(Stored data)
——————

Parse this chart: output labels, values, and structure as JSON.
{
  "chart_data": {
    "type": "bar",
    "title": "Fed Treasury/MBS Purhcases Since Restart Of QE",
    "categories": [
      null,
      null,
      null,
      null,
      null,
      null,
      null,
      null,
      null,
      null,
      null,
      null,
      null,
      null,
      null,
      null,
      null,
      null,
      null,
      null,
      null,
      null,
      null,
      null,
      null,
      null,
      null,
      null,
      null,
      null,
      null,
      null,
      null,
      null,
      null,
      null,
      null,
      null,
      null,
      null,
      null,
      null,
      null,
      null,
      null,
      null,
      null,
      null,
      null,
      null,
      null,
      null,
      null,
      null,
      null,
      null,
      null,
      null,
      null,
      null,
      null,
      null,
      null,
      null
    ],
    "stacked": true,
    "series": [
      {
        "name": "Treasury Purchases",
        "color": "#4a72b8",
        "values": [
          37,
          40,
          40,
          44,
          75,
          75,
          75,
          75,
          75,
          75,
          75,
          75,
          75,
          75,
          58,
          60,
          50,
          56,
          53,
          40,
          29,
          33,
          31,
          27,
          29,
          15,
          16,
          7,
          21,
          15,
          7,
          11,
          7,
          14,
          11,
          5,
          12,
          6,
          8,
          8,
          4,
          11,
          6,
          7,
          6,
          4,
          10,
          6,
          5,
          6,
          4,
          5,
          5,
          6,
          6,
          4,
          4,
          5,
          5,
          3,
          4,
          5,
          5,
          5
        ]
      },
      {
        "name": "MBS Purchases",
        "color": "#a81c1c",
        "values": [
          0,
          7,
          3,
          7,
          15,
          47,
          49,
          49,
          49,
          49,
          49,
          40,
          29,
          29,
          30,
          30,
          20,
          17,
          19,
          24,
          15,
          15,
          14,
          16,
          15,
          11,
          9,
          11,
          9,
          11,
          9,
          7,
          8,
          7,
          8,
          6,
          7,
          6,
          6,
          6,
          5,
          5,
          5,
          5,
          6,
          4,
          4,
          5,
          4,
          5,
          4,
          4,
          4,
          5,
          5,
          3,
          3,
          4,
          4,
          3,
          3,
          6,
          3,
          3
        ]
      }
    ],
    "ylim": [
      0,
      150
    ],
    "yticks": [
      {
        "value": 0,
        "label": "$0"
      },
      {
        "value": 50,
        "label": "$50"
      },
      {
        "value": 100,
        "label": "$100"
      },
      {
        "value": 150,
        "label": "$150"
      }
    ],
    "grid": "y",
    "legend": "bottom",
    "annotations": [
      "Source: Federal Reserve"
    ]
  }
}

——————

Problem details:
Look through the lines above and collect those with the word "name".

Task response:
        "name": "Treasury Purchases",
        "name": "MBS Purchases",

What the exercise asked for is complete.